**Exercise:**
Write every entry out again exactly, please, and skip the pictures.

**Input records:**

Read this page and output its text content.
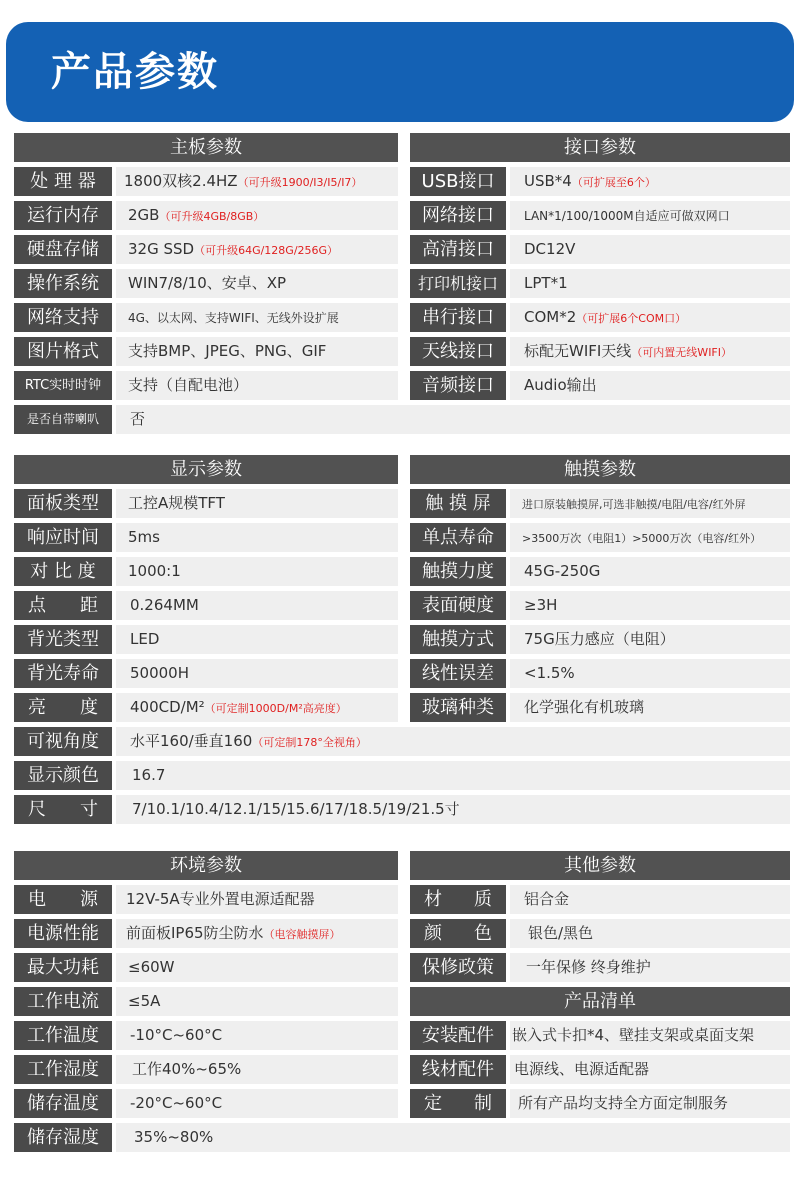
产品参数
主板参数
处 理 器	1800双核2.4HZ（可升级1900/I3/I5/I7）
运行内存	2GB（可升级4GB/8GB）
硬盘存储	32G SSD（可升级64G/128G/256G）
操作系统	WIN7/8/10、安卓、XP
网络支持	4G、以太网、支持WIFI、无线外设扩展
图片格式	支持BMP、JPEG、PNG、GIF
RTC实时时钟	支持（自配电池）
是否自带喇叭	否
接口参数
USB接口	USB*4（可扩展至6个）
网络接口	LAN*1/100/1000M自适应可做双网口
高清接口	DC12V
打印机接口	LPT*1
串行接口	COM*2（可扩展6个COM口）
天线接口	标配无WIFI天线（可内置无线WIFI）
音频接口	Audio输出
显示参数
面板类型	工控A规模TFT
响应时间	5ms
对 比 度	1000:1
点 距	0.264MM
背光类型	LED
背光寿命	50000H
亮 度	400CD/M²（可定制1000D/M²高亮度）
可视角度	水平160/垂直160（可定制178°全视角）
显示颜色	16.7
尺 寸	7/10.1/10.4/12.1/15/15.6/17/18.5/19/21.5寸
触摸参数
触 摸 屏	进口原装触摸屏,可选非触摸/电阻/电容/红外屏
单点寿命	>3500万次（电阻1）>5000万次（电容/红外）
触摸力度	45G-250G
表面硬度	≥3H
触摸方式	75G压力感应（电阻）
线性误差	<1.5%
玻璃种类	化学强化有机玻璃
环境参数
电 源	12V-5A专业外置电源适配器
电源性能	前面板IP65防尘防水（电容触摸屏）
最大功耗	≤60W
工作电流	≤5A
工作温度	-10°C~60°C
工作湿度	工作40%~65%
储存温度	-20°C~60°C
储存湿度	35%~80%
其他参数
材 质	铝合金
颜 色	银色/黑色
保修政策	一年保修 终身维护
产品清单
安装配件	嵌入式卡扣*4、壁挂支架或桌面支架
线材配件	电源线、电源适配器
定 制	所有产品均支持全方面定制服务
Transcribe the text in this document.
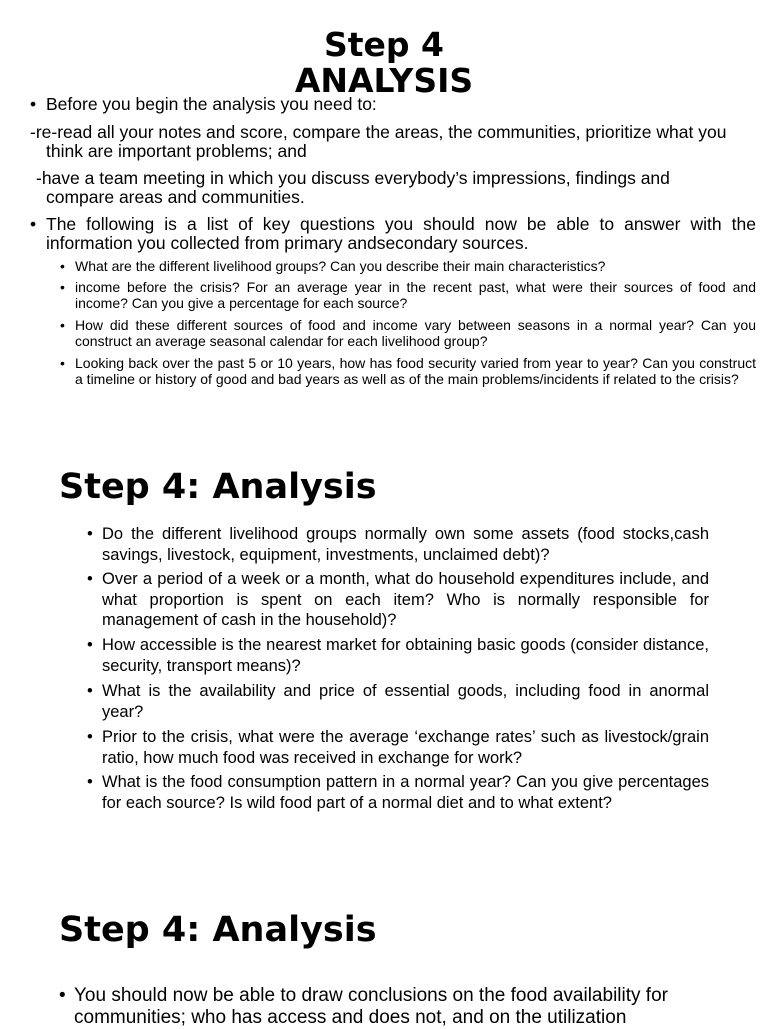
Step 4
ANALYSIS
• Before you begin the analysis you need to:

-re-read all your notes and score, compare the areas, the communities, prioritize what you think are important problems; and

-have a team meeting in which you discuss everybody’s impressions, findings and compare areas and communities.

• The following is a list of key questions you should now be able to answer with the information you collected from primary andsecondary sources.

• What are the different livelihood groups? Can you describe their main characteristics?

• income before the crisis? For an average year in the recent past, what were their sources of food and income? Can you give a percentage for each source?

• How did these different sources of food and income vary between seasons in a normal year? Can you construct an average seasonal calendar for each livelihood group?

• Looking back over the past 5 or 10 years, how has food security varied from year to year? Can you construct a timeline or history of good and bad years as well as of the main problems/incidents if related to the crisis?

Step 4: Analysis
• Do the different livelihood groups normally own some assets (food stocks,cash savings, livestock, equipment, investments, unclaimed debt)?

• Over a period of a week or a month, what do household expenditures include, and what proportion is spent on each item? Who is normally responsible for management of cash in the household)?

• How accessible is the nearest market for obtaining basic goods (consider distance, security, transport means)?

• What is the availability and price of essential goods, including food in anormal year?

• Prior to the crisis, what were the average ‘exchange rates’ such as livestock/grain ratio, how much food was received in exchange for work?

• What is the food consumption pattern in a normal year? Can you give percentages for each source? Is wild food part of a normal diet and to what extent?

Step 4: Analysis
• You should now be able to draw conclusions on the food availability for communities; who has access and does not, and on the utilization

**Response to this task:**
Read this page and output its text content.
产品参数
主板参数
处 理 器	1800双核2.4HZ（可升级1900/I3/I5/I7）
运行内存	2GB（可升级4GB/8GB）
硬盘存储	32G SSD（可升级64G/128G/256G）
操作系统	WIN7/8/10、安卓、XP
网络支持	4G、以太网、支持WIFI、无线外设扩展
图片格式	支持BMP、JPEG、PNG、GIF
RTC实时时钟	支持（自配电池）
是否自带喇叭	否
接口参数
USB接口	USB*4（可扩展至6个）
网络接口	LAN*1/100/1000M自适应可做双网口
高清接口	DC12V
打印机接口	LPT*1
串行接口	COM*2（可扩展6个COM口）
天线接口	标配无WIFI天线（可内置无线WIFI）
音频接口	Audio输出
显示参数
面板类型	工控A规模TFT
响应时间	5ms
对 比 度	1000:1
点 距	0.264MM
背光类型	LED
背光寿命	50000H
亮 度	400CD/M²（可定制1000D/M²高亮度）
可视角度	水平160/垂直160（可定制178°全视角）
显示颜色	16.7
尺 寸	7/10.1/10.4/12.1/15/15.6/17/18.5/19/21.5寸
触摸参数
触 摸 屏	进口原装触摸屏,可选非触摸/电阻/电容/红外屏
单点寿命	>3500万次（电阻1）>5000万次（电容/红外）
触摸力度	45G-250G
表面硬度	≥3H
触摸方式	75G压力感应（电阻）
线性误差	<1.5%
玻璃种类	化学强化有机玻璃
环境参数
电 源	12V-5A专业外置电源适配器
电源性能	前面板IP65防尘防水（电容触摸屏）
最大功耗	≤60W
工作电流	≤5A
工作温度	-10°C~60°C
工作湿度	工作40%~65%
储存温度	-20°C~60°C
储存湿度	35%~80%
其他参数
材 质	铝合金
颜 色	银色/黑色
保修政策	一年保修 终身维护
产品清单
安装配件	嵌入式卡扣*4、壁挂支架或桌面支架
线材配件	电源线、电源适配器
定 制	所有产品均支持全方面定制服务
Transcribe the text in this document.
Step 4
ANALYSIS
• Before you begin the analysis you need to:

-re-read all your notes and score, compare the areas, the communities, prioritize what you think are important problems; and

-have a team meeting in which you discuss everybody’s impressions, findings and compare areas and communities.

• The following is a list of key questions you should now be able to answer with the information you collected from primary andsecondary sources.

• What are the different livelihood groups? Can you describe their main characteristics?

• income before the crisis? For an average year in the recent past, what were their sources of food and income? Can you give a percentage for each source?

• How did these different sources of food and income vary between seasons in a normal year? Can you construct an average seasonal calendar for each livelihood group?

• Looking back over the past 5 or 10 years, how has food security varied from year to year? Can you construct a timeline or history of good and bad years as well as of the main problems/incidents if related to the crisis?

Step 4: Analysis
• Do the different livelihood groups normally own some assets (food stocks,cash savings, livestock, equipment, investments, unclaimed debt)?

• Over a period of a week or a month, what do household expenditures include, and what proportion is spent on each item? Who is normally responsible for management of cash in the household)?

• How accessible is the nearest market for obtaining basic goods (consider distance, security, transport means)?

• What is the availability and price of essential goods, including food in anormal year?

• Prior to the crisis, what were the average ‘exchange rates’ such as livestock/grain ratio, how much food was received in exchange for work?

• What is the food consumption pattern in a normal year? Can you give percentages for each source? Is wild food part of a normal diet and to what extent?

Step 4: Analysis
• You should now be able to draw conclusions on the food availability for communities; who has access and does not, and on the utilization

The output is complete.